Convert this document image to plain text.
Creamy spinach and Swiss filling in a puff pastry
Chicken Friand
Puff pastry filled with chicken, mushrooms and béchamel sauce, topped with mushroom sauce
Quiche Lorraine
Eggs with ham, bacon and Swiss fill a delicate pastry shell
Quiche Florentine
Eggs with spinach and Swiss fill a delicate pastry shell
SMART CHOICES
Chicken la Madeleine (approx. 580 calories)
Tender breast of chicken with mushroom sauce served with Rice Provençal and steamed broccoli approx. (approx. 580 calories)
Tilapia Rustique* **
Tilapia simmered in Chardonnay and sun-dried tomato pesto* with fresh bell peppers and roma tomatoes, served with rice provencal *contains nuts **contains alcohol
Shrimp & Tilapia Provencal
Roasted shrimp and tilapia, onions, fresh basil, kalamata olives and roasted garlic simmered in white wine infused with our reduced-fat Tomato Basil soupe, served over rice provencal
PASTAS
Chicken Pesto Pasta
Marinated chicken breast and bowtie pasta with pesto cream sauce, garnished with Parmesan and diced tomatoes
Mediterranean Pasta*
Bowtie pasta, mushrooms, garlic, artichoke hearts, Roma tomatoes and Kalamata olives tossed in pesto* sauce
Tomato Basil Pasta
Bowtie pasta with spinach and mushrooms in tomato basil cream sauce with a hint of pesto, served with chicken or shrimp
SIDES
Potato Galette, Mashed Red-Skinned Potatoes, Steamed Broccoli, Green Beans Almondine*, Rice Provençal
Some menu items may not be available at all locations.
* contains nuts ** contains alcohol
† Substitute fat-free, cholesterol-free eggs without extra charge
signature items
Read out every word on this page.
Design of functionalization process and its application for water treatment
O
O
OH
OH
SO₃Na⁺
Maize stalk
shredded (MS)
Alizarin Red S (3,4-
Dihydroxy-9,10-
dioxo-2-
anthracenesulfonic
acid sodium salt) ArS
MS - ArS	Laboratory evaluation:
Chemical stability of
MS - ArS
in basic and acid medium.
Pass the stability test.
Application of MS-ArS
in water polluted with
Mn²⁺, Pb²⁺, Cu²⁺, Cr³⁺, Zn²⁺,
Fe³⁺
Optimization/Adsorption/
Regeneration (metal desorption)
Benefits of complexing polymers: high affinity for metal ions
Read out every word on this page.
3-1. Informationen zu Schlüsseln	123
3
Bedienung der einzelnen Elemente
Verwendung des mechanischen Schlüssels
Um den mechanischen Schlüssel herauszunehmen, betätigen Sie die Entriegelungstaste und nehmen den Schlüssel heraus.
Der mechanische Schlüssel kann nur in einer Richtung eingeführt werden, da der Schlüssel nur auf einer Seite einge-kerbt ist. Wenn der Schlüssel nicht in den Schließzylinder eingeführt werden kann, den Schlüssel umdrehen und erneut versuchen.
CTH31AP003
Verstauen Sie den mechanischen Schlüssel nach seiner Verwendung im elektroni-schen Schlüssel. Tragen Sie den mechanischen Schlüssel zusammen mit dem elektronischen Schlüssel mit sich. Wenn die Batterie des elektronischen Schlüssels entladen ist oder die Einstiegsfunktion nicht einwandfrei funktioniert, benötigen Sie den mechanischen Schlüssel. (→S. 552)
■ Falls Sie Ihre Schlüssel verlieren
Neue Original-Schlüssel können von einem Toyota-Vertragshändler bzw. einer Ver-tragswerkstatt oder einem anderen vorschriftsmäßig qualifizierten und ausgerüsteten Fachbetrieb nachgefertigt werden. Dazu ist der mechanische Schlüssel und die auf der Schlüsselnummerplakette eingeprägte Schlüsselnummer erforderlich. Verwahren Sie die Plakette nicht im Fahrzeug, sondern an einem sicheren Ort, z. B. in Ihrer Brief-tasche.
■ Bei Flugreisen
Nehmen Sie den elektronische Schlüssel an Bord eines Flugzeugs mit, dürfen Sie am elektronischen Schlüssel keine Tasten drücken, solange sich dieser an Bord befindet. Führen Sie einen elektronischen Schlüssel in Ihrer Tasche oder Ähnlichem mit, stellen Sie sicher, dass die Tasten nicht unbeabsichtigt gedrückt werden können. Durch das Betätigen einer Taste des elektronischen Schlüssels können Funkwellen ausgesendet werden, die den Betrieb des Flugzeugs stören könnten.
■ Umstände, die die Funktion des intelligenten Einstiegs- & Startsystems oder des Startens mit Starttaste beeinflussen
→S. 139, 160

---------------

Written instruction
Search the data above for the word "approx", then gather each line in which it appears.

Expected answer
Chicken la Madeleine (approx. 580 calories)
Tender breast of chicken with mushroom sauce served with Rice Provençal and steamed broccoli approx. (approx. 580 calories)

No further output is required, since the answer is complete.